WRITTEN PROBLEM - Determine how many lines in these records hold "porte". Only the number is wanted.

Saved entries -
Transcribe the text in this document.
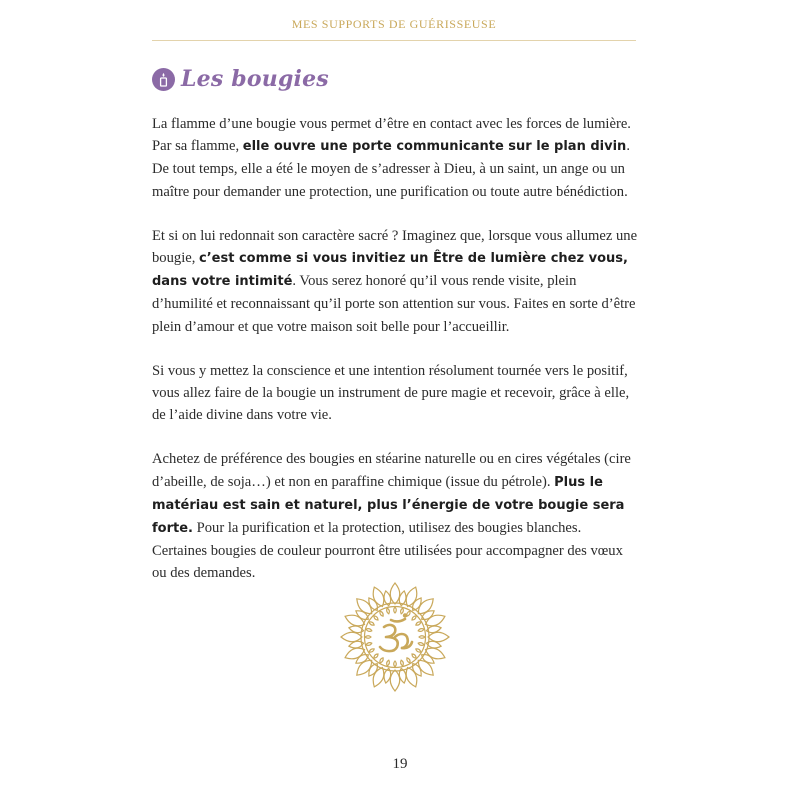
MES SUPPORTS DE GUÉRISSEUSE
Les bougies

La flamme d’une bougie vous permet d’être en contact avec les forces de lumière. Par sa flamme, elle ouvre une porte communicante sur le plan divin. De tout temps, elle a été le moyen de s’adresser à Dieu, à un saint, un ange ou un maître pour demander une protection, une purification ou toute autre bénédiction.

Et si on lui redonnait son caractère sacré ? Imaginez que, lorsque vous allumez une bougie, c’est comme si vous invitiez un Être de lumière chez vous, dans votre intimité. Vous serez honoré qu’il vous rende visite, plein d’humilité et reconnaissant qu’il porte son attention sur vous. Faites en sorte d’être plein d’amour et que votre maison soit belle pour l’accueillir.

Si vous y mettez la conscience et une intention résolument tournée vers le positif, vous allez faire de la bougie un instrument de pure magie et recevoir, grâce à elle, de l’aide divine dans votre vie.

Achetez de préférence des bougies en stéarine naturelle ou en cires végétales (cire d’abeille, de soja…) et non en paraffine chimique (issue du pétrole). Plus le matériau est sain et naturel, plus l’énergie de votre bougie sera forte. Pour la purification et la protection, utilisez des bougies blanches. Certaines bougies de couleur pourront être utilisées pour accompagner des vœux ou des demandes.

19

FULL SOLUTION - 2